**Dataset items:**
***

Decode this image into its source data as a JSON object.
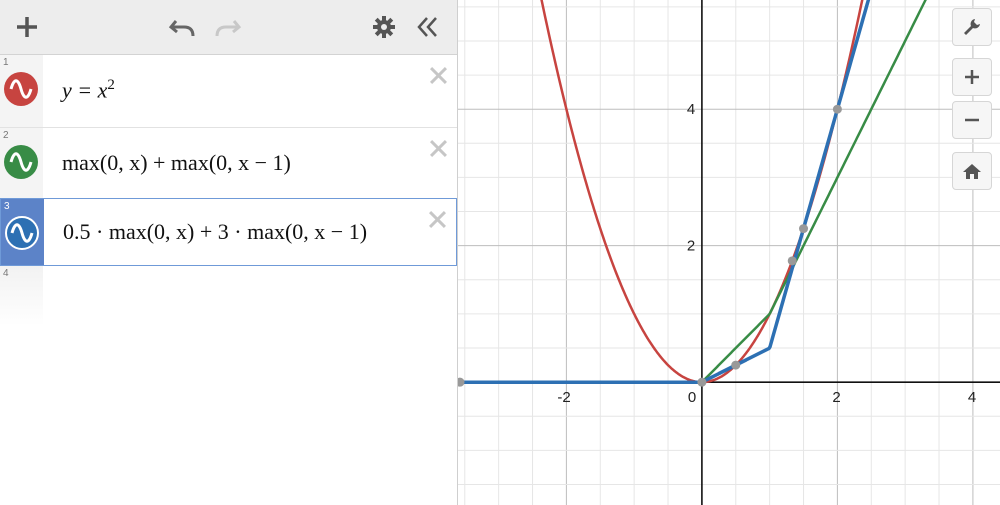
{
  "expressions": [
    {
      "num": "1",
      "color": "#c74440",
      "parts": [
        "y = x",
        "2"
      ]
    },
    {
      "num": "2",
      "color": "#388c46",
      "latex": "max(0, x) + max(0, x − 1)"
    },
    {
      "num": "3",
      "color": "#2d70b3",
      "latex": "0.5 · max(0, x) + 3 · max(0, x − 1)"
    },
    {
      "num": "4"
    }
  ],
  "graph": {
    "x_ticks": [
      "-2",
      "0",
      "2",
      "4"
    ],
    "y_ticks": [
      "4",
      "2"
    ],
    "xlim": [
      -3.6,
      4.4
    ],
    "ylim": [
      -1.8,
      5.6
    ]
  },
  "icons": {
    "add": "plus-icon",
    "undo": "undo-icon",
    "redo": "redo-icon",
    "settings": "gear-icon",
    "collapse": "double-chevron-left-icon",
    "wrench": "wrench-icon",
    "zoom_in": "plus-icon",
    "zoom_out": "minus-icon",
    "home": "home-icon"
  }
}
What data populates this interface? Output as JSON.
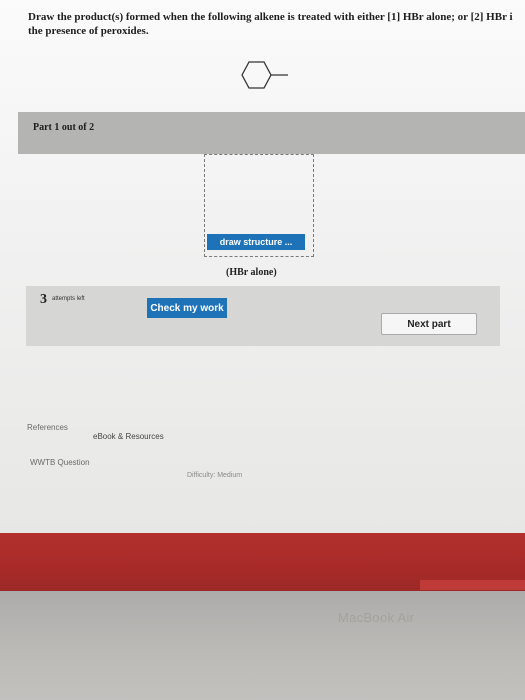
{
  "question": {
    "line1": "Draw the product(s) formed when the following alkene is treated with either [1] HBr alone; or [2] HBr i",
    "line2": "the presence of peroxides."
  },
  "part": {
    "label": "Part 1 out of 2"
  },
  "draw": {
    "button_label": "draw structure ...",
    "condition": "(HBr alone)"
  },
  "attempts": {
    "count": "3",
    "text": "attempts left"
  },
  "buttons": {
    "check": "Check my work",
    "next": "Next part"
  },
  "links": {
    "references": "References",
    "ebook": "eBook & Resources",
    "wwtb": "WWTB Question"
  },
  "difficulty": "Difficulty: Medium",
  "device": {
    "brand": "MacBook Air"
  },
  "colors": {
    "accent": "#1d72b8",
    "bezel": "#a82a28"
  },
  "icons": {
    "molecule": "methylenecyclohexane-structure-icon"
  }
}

***

**Stated task:** Copy every line above word for word and exclude the pictures.

**Worked solution:**
Decode this image into its source data as a JSON object.
{
  "expressions": [
    {
      "num": "1",
      "color": "#c74440",
      "parts": [
        "y = x",
        "2"
      ]
    },
    {
      "num": "2",
      "color": "#388c46",
      "latex": "max(0, x) + max(0, x − 1)"
    },
    {
      "num": "3",
      "color": "#2d70b3",
      "latex": "0.5 · max(0, x) + 3 · max(0, x − 1)"
    },
    {
      "num": "4"
    }
  ],
  "graph": {
    "x_ticks": [
      "-2",
      "0",
      "2",
      "4"
    ],
    "y_ticks": [
      "4",
      "2"
    ],
    "xlim": [
      -3.6,
      4.4
    ],
    "ylim": [
      -1.8,
      5.6
    ]
  },
  "icons": {
    "add": "plus-icon",
    "undo": "undo-icon",
    "redo": "redo-icon",
    "settings": "gear-icon",
    "collapse": "double-chevron-left-icon",
    "wrench": "wrench-icon",
    "zoom_in": "plus-icon",
    "zoom_out": "minus-icon",
    "home": "home-icon"
  }
}
What data populates this interface? Output as JSON.
{
  "question": {
    "line1": "Draw the product(s) formed when the following alkene is treated with either [1] HBr alone; or [2] HBr i",
    "line2": "the presence of peroxides."
  },
  "part": {
    "label": "Part 1 out of 2"
  },
  "draw": {
    "button_label": "draw structure ...",
    "condition": "(HBr alone)"
  },
  "attempts": {
    "count": "3",
    "text": "attempts left"
  },
  "buttons": {
    "check": "Check my work",
    "next": "Next part"
  },
  "links": {
    "references": "References",
    "ebook": "eBook & Resources",
    "wwtb": "WWTB Question"
  },
  "difficulty": "Difficulty: Medium",
  "device": {
    "brand": "MacBook Air"
  },
  "colors": {
    "accent": "#1d72b8",
    "bezel": "#a82a28"
  },
  "icons": {
    "molecule": "methylenecyclohexane-structure-icon"
  }
}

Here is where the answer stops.